_INSTRUCTIONS FOR THE TASK_
Give all the lines below again, exactly, with no pictures.

_Collected data entries_
•••

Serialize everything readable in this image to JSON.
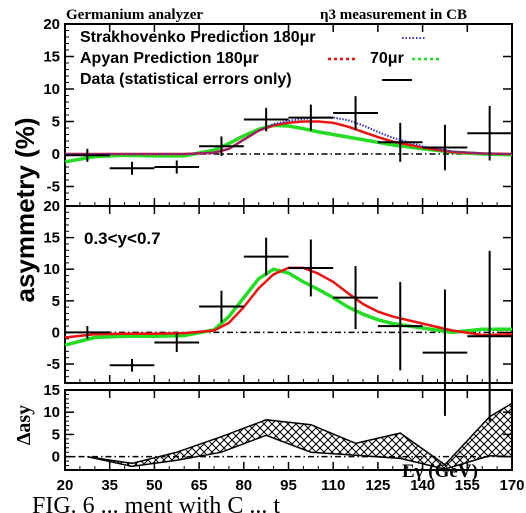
{
  "header": {
    "left": "Germanium analyzer",
    "right": "η3 measurement in CB"
  },
  "y_axis_label": "asymmetry (%)",
  "x_axis_label": "Eγ (GeV)",
  "caption_fragment": "FIG. 6 ... ment with C ... t",
  "colors": {
    "strakhovenko": "#3333cc",
    "apyan_180": "#ee1111",
    "apyan_70": "#22dd22",
    "data": "#000000"
  },
  "chart_data": [
    {
      "type": "line",
      "panel": "top",
      "xlim": [
        20,
        170
      ],
      "ylim": [
        -8,
        20
      ],
      "yticks": [
        -5,
        0,
        5,
        10,
        15,
        20
      ],
      "legend": [
        {
          "label": "Strakhovenko Prediction 180μr",
          "style": "dotted",
          "color": "#3333cc"
        },
        {
          "label": "Apyan Prediction 180μr",
          "style": "dashed",
          "color": "#ee1111"
        },
        {
          "label": "70μr",
          "style": "dashed",
          "color": "#22dd22"
        },
        {
          "label": "Data (statistical errors only)",
          "style": "solid",
          "color": "#000000"
        }
      ],
      "series": [
        {
          "name": "Strakhovenko Prediction 180μr",
          "x": [
            20,
            40,
            60,
            70,
            75,
            80,
            85,
            90,
            95,
            100,
            105,
            110,
            115,
            120,
            125,
            130,
            140,
            150,
            160,
            170
          ],
          "y": [
            0,
            0,
            0,
            0.2,
            0.8,
            2.2,
            3.6,
            4.6,
            5.1,
            5.4,
            5.6,
            5.6,
            5.2,
            4.4,
            3.4,
            2.5,
            1.2,
            0.4,
            0.1,
            0
          ]
        },
        {
          "name": "Apyan Prediction 180μr",
          "x": [
            20,
            40,
            60,
            70,
            75,
            80,
            85,
            90,
            95,
            100,
            105,
            110,
            115,
            120,
            125,
            130,
            140,
            150,
            160,
            170
          ],
          "y": [
            0,
            0,
            0,
            0.2,
            0.8,
            2.2,
            3.6,
            4.4,
            4.8,
            5.0,
            5.0,
            4.8,
            4.2,
            3.4,
            2.6,
            1.9,
            1.0,
            0.3,
            0.1,
            0
          ]
        },
        {
          "name": "70μr",
          "x": [
            20,
            30,
            40,
            50,
            60,
            70,
            75,
            80,
            85,
            90,
            95,
            100,
            105,
            110,
            115,
            120,
            125,
            130,
            140,
            150,
            160,
            170
          ],
          "y": [
            -1.2,
            -0.4,
            -0.2,
            -0.3,
            -0.3,
            0.6,
            1.6,
            2.8,
            3.8,
            4.4,
            4.3,
            3.9,
            3.4,
            3.0,
            2.6,
            2.2,
            1.8,
            1.4,
            0.8,
            0.3,
            0,
            -0.1
          ]
        },
        {
          "name": "Data (statistical errors only)",
          "x": [
            27.5,
            42.5,
            57.5,
            72.5,
            87.5,
            102.5,
            117.5,
            132.5,
            147.5,
            162.5
          ],
          "xerr": 7.5,
          "y": [
            -0.2,
            -2.2,
            -2.0,
            1.2,
            5.3,
            5.6,
            6.3,
            1.8,
            1.0,
            3.2
          ],
          "yerr": [
            1.0,
            1.0,
            1.0,
            1.5,
            1.8,
            2.0,
            2.6,
            3.0,
            3.5,
            4.2
          ]
        }
      ]
    },
    {
      "type": "line",
      "panel": "middle",
      "annotation": "0.3<y<0.7",
      "xlim": [
        20,
        170
      ],
      "ylim": [
        -8,
        20
      ],
      "yticks": [
        -5,
        0,
        5,
        10,
        15,
        20
      ],
      "series": [
        {
          "name": "Apyan Prediction 180μr",
          "x": [
            20,
            30,
            40,
            50,
            60,
            70,
            75,
            80,
            85,
            90,
            95,
            100,
            105,
            110,
            115,
            120,
            125,
            130,
            140,
            150,
            160,
            170
          ],
          "y": [
            -0.8,
            -0.3,
            -0.2,
            -0.2,
            -0.1,
            0.3,
            1.5,
            4.0,
            7.0,
            9.2,
            10.2,
            10.2,
            9.3,
            8.0,
            6.2,
            4.5,
            3.3,
            2.5,
            1.4,
            0.3,
            -0.4,
            -0.3
          ]
        },
        {
          "name": "70μr",
          "x": [
            20,
            30,
            40,
            50,
            60,
            70,
            75,
            80,
            85,
            90,
            95,
            100,
            105,
            110,
            115,
            120,
            125,
            130,
            140,
            150,
            160,
            170
          ],
          "y": [
            -2.0,
            -0.8,
            -0.6,
            -0.6,
            -0.5,
            0.4,
            2.5,
            5.5,
            8.5,
            10.0,
            9.4,
            8.0,
            6.8,
            5.5,
            4.0,
            2.9,
            2.0,
            1.4,
            0.7,
            0,
            0.5,
            0.5
          ]
        },
        {
          "name": "Data (statistical errors only)",
          "x": [
            27.5,
            42.5,
            57.5,
            72.5,
            87.5,
            102.5,
            117.5,
            132.5,
            147.5,
            162.5
          ],
          "xerr": 7.5,
          "y": [
            0,
            -5.2,
            -1.6,
            4.1,
            12.0,
            10.2,
            5.5,
            1.0,
            -3.2,
            -0.6
          ],
          "yerr": [
            1.0,
            1.0,
            1.5,
            2.5,
            3.0,
            4.5,
            5.0,
            7.0,
            10.0,
            13.5
          ]
        }
      ]
    },
    {
      "type": "area",
      "panel": "bottom",
      "ylabel": "Δasy",
      "xlim": [
        20,
        170
      ],
      "ylim": [
        -3,
        15
      ],
      "yticks": [
        0,
        5,
        10,
        15
      ],
      "xticks": [
        20,
        35,
        50,
        65,
        80,
        95,
        110,
        125,
        140,
        155,
        170
      ],
      "series": [
        {
          "name": "upper",
          "x": [
            27.5,
            42.5,
            57.5,
            72.5,
            87.5,
            102.5,
            117.5,
            132.5,
            147.5,
            162.5,
            170
          ],
          "y": [
            0,
            -1.5,
            1.0,
            4.5,
            8.3,
            7.2,
            3.0,
            5.3,
            -1.8,
            9.0,
            12.0
          ]
        },
        {
          "name": "lower",
          "x": [
            27.5,
            42.5,
            57.5,
            72.5,
            87.5,
            102.5,
            117.5,
            132.5,
            147.5,
            162.5,
            170
          ],
          "y": [
            0,
            -2.2,
            -0.8,
            1.0,
            4.8,
            1.0,
            0.3,
            -0.4,
            -2.8,
            0.2,
            0.0
          ]
        }
      ]
    }
  ]
}
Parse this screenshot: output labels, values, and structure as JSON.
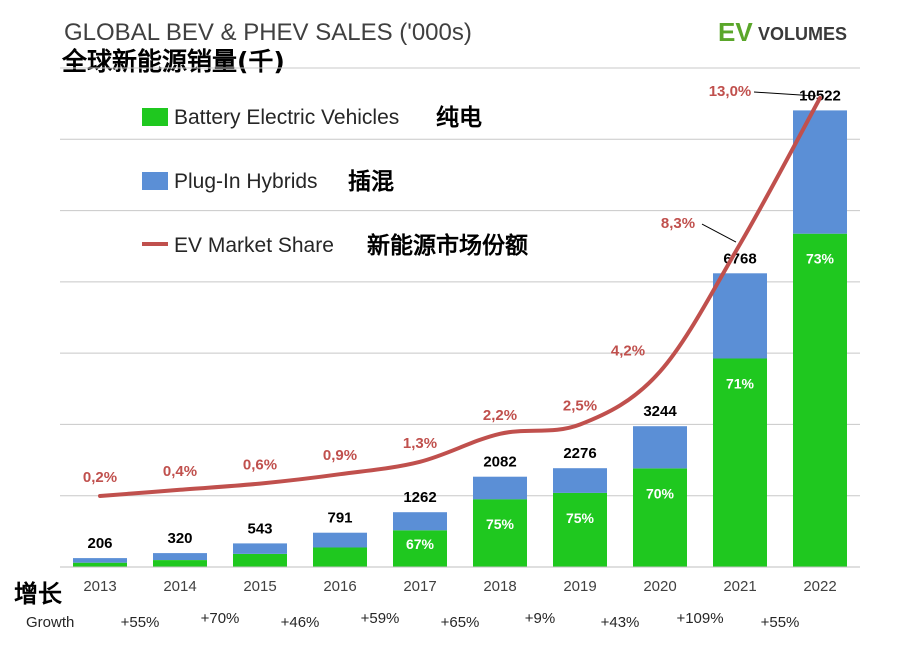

•••

_THE ANSWER_
Serialize everything readable in this image to JSON.
{
  "header": {
    "left": "Germanium analyzer",
    "right": "η3 measurement in CB"
  },
  "y_axis_label": "asymmetry (%)",
  "x_axis_label": "Eγ (GeV)",
  "caption_fragment": "FIG. 6 ... ment with C ... t",
  "colors": {
    "strakhovenko": "#3333cc",
    "apyan_180": "#ee1111",
    "apyan_70": "#22dd22",
    "data": "#000000"
  },
  "chart_data": [
    {
      "type": "line",
      "panel": "top",
      "xlim": [
        20,
        170
      ],
      "ylim": [
        -8,
        20
      ],
      "yticks": [
        -5,
        0,
        5,
        10,
        15,
        20
      ],
      "legend": [
        {
          "label": "Strakhovenko Prediction 180μr",
          "style": "dotted",
          "color": "#3333cc"
        },
        {
          "label": "Apyan Prediction 180μr",
          "style": "dashed",
          "color": "#ee1111"
        },
        {
          "label": "70μr",
          "style": "dashed",
          "color": "#22dd22"
        },
        {
          "label": "Data (statistical errors only)",
          "style": "solid",
          "color": "#000000"
        }
      ],
      "series": [
        {
          "name": "Strakhovenko Prediction 180μr",
          "x": [
            20,
            40,
            60,
            70,
            75,
            80,
            85,
            90,
            95,
            100,
            105,
            110,
            115,
            120,
            125,
            130,
            140,
            150,
            160,
            170
          ],
          "y": [
            0,
            0,
            0,
            0.2,
            0.8,
            2.2,
            3.6,
            4.6,
            5.1,
            5.4,
            5.6,
            5.6,
            5.2,
            4.4,
            3.4,
            2.5,
            1.2,
            0.4,
            0.1,
            0
          ]
        },
        {
          "name": "Apyan Prediction 180μr",
          "x": [
            20,
            40,
            60,
            70,
            75,
            80,
            85,
            90,
            95,
            100,
            105,
            110,
            115,
            120,
            125,
            130,
            140,
            150,
            160,
            170
          ],
          "y": [
            0,
            0,
            0,
            0.2,
            0.8,
            2.2,
            3.6,
            4.4,
            4.8,
            5.0,
            5.0,
            4.8,
            4.2,
            3.4,
            2.6,
            1.9,
            1.0,
            0.3,
            0.1,
            0
          ]
        },
        {
          "name": "70μr",
          "x": [
            20,
            30,
            40,
            50,
            60,
            70,
            75,
            80,
            85,
            90,
            95,
            100,
            105,
            110,
            115,
            120,
            125,
            130,
            140,
            150,
            160,
            170
          ],
          "y": [
            -1.2,
            -0.4,
            -0.2,
            -0.3,
            -0.3,
            0.6,
            1.6,
            2.8,
            3.8,
            4.4,
            4.3,
            3.9,
            3.4,
            3.0,
            2.6,
            2.2,
            1.8,
            1.4,
            0.8,
            0.3,
            0,
            -0.1
          ]
        },
        {
          "name": "Data (statistical errors only)",
          "x": [
            27.5,
            42.5,
            57.5,
            72.5,
            87.5,
            102.5,
            117.5,
            132.5,
            147.5,
            162.5
          ],
          "xerr": 7.5,
          "y": [
            -0.2,
            -2.2,
            -2.0,
            1.2,
            5.3,
            5.6,
            6.3,
            1.8,
            1.0,
            3.2
          ],
          "yerr": [
            1.0,
            1.0,
            1.0,
            1.5,
            1.8,
            2.0,
            2.6,
            3.0,
            3.5,
            4.2
          ]
        }
      ]
    },
    {
      "type": "line",
      "panel": "middle",
      "annotation": "0.3<y<0.7",
      "xlim": [
        20,
        170
      ],
      "ylim": [
        -8,
        20
      ],
      "yticks": [
        -5,
        0,
        5,
        10,
        15,
        20
      ],
      "series": [
        {
          "name": "Apyan Prediction 180μr",
          "x": [
            20,
            30,
            40,
            50,
            60,
            70,
            75,
            80,
            85,
            90,
            95,
            100,
            105,
            110,
            115,
            120,
            125,
            130,
            140,
            150,
            160,
            170
          ],
          "y": [
            -0.8,
            -0.3,
            -0.2,
            -0.2,
            -0.1,
            0.3,
            1.5,
            4.0,
            7.0,
            9.2,
            10.2,
            10.2,
            9.3,
            8.0,
            6.2,
            4.5,
            3.3,
            2.5,
            1.4,
            0.3,
            -0.4,
            -0.3
          ]
        },
        {
          "name": "70μr",
          "x": [
            20,
            30,
            40,
            50,
            60,
            70,
            75,
            80,
            85,
            90,
            95,
            100,
            105,
            110,
            115,
            120,
            125,
            130,
            140,
            150,
            160,
            170
          ],
          "y": [
            -2.0,
            -0.8,
            -0.6,
            -0.6,
            -0.5,
            0.4,
            2.5,
            5.5,
            8.5,
            10.0,
            9.4,
            8.0,
            6.8,
            5.5,
            4.0,
            2.9,
            2.0,
            1.4,
            0.7,
            0,
            0.5,
            0.5
          ]
        },
        {
          "name": "Data (statistical errors only)",
          "x": [
            27.5,
            42.5,
            57.5,
            72.5,
            87.5,
            102.5,
            117.5,
            132.5,
            147.5,
            162.5
          ],
          "xerr": 7.5,
          "y": [
            0,
            -5.2,
            -1.6,
            4.1,
            12.0,
            10.2,
            5.5,
            1.0,
            -3.2,
            -0.6
          ],
          "yerr": [
            1.0,
            1.0,
            1.5,
            2.5,
            3.0,
            4.5,
            5.0,
            7.0,
            10.0,
            13.5
          ]
        }
      ]
    },
    {
      "type": "area",
      "panel": "bottom",
      "ylabel": "Δasy",
      "xlim": [
        20,
        170
      ],
      "ylim": [
        -3,
        15
      ],
      "yticks": [
        0,
        5,
        10,
        15
      ],
      "xticks": [
        20,
        35,
        50,
        65,
        80,
        95,
        110,
        125,
        140,
        155,
        170
      ],
      "series": [
        {
          "name": "upper",
          "x": [
            27.5,
            42.5,
            57.5,
            72.5,
            87.5,
            102.5,
            117.5,
            132.5,
            147.5,
            162.5,
            170
          ],
          "y": [
            0,
            -1.5,
            1.0,
            4.5,
            8.3,
            7.2,
            3.0,
            5.3,
            -1.8,
            9.0,
            12.0
          ]
        },
        {
          "name": "lower",
          "x": [
            27.5,
            42.5,
            57.5,
            72.5,
            87.5,
            102.5,
            117.5,
            132.5,
            147.5,
            162.5,
            170
          ],
          "y": [
            0,
            -2.2,
            -0.8,
            1.0,
            4.8,
            1.0,
            0.3,
            -0.4,
            -2.8,
            0.2,
            0.0
          ]
        }
      ]
    }
  ]
}
Parse this screenshot: output labels, values, and structure as JSON.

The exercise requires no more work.